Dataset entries

>> BEGIN

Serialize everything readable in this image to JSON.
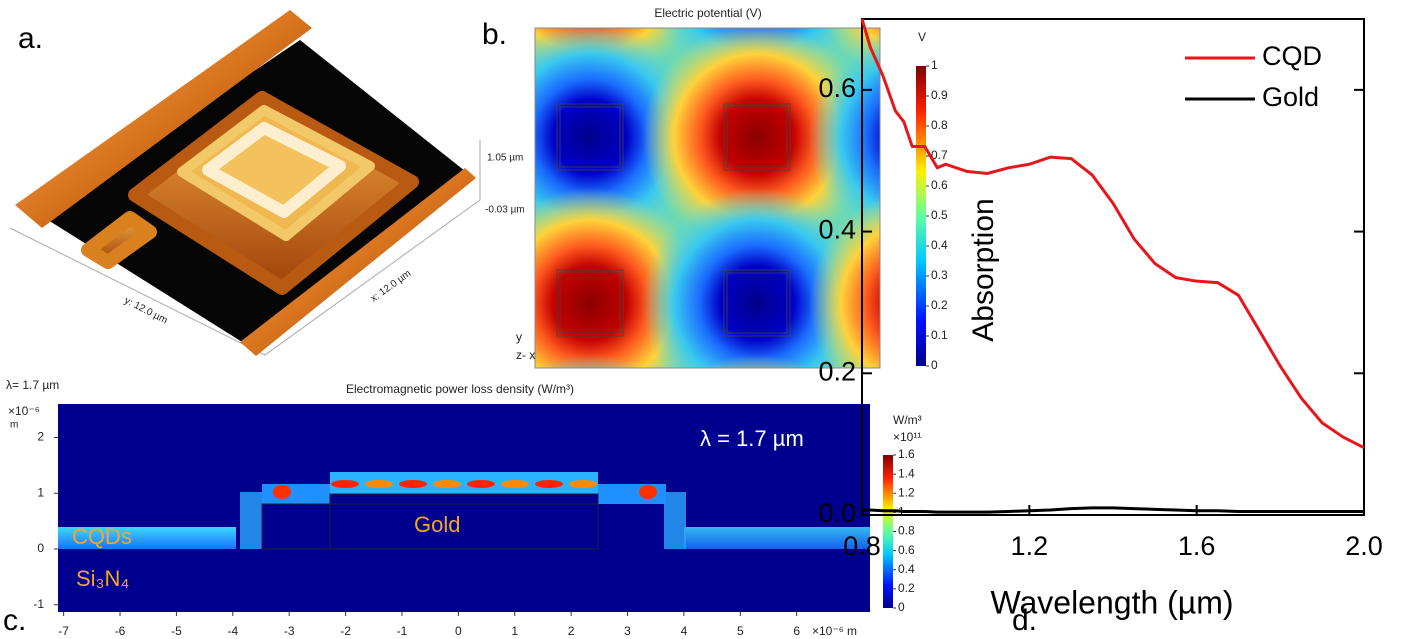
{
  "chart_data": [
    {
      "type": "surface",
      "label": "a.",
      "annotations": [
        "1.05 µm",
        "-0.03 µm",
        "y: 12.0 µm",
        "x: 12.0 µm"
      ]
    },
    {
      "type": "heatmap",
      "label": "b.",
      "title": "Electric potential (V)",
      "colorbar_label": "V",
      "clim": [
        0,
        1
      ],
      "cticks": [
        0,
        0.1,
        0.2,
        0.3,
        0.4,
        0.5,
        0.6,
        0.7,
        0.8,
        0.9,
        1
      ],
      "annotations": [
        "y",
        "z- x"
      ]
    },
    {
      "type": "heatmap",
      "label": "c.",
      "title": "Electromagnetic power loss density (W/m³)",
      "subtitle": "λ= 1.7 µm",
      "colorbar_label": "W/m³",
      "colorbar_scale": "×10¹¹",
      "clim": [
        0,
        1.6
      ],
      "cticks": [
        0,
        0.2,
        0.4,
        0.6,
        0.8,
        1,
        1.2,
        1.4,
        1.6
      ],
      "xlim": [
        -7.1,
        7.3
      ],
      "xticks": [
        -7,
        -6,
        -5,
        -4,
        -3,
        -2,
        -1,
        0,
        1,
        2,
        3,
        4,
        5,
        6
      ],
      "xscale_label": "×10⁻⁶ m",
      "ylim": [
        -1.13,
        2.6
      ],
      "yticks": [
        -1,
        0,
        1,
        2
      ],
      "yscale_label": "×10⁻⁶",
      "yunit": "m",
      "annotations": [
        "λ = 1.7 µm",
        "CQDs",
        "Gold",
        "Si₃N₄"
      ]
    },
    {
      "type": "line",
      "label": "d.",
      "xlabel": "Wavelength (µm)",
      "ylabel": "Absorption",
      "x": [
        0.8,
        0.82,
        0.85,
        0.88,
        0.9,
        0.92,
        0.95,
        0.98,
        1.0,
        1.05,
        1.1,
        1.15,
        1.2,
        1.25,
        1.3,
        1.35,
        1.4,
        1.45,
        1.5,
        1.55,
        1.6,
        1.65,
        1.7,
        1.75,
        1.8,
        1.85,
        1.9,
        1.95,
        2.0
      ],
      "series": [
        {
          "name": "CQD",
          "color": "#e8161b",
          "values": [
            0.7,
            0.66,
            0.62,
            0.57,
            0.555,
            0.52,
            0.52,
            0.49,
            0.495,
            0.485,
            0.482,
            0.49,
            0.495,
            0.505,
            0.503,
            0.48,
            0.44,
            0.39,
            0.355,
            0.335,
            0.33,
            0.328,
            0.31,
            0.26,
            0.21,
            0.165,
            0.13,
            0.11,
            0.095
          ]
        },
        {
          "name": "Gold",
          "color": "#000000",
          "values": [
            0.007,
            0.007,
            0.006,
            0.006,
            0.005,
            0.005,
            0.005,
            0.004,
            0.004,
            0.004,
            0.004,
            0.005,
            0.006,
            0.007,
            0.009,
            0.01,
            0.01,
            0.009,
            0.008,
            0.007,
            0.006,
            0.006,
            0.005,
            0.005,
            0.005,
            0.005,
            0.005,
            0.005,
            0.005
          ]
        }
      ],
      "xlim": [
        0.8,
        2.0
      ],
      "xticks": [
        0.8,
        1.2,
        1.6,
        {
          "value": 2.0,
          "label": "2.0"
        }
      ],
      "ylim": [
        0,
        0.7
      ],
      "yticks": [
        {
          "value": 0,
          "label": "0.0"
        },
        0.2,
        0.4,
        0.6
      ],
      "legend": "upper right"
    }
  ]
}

>> END
>> BEGIN

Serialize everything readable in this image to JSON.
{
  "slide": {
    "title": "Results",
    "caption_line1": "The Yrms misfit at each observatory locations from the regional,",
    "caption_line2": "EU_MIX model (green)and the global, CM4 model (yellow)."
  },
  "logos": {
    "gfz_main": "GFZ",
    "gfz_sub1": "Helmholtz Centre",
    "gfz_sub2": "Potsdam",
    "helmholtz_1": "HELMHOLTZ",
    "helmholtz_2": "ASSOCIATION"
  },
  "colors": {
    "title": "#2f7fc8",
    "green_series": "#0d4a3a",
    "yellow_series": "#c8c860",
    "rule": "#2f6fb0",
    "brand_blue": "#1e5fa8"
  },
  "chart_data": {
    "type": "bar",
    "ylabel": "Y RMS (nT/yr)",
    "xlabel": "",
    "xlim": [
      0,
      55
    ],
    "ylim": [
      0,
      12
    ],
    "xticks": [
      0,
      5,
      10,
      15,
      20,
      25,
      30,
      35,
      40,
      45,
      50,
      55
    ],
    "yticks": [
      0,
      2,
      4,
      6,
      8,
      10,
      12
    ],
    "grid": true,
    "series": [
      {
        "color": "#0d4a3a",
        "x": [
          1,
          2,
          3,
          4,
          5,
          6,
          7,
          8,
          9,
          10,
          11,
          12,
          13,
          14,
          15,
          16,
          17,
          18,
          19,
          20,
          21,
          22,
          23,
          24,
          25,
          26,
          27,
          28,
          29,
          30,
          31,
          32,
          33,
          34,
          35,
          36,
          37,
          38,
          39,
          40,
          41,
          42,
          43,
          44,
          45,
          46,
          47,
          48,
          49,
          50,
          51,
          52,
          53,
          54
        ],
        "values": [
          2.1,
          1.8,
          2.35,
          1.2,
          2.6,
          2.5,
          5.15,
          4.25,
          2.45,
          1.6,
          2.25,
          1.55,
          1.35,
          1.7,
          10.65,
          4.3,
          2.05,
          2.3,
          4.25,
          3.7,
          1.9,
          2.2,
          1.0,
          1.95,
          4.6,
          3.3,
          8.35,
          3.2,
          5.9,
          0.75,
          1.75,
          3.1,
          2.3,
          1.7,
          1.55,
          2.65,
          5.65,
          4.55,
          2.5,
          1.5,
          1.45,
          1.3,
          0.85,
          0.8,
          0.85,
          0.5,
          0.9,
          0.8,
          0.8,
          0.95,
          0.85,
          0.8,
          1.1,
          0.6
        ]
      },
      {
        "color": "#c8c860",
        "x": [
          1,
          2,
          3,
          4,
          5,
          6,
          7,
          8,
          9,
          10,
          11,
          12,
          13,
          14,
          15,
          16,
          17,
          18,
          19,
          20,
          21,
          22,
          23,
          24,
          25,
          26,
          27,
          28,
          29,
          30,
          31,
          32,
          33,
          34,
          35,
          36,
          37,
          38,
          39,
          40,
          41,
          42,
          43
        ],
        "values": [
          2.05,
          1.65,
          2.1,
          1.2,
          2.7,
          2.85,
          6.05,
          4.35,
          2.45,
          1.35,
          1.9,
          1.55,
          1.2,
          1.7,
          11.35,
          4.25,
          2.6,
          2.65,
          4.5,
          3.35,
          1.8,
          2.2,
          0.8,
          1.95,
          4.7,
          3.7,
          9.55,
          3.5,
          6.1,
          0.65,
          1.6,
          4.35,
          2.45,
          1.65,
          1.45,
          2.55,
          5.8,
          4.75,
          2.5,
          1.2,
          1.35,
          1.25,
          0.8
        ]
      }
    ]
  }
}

>> END

• [INSTRUCTION] Reply with nothing but the number of lines that contain the word "type".

• [OUTPUT OF THE EXERCISE] 5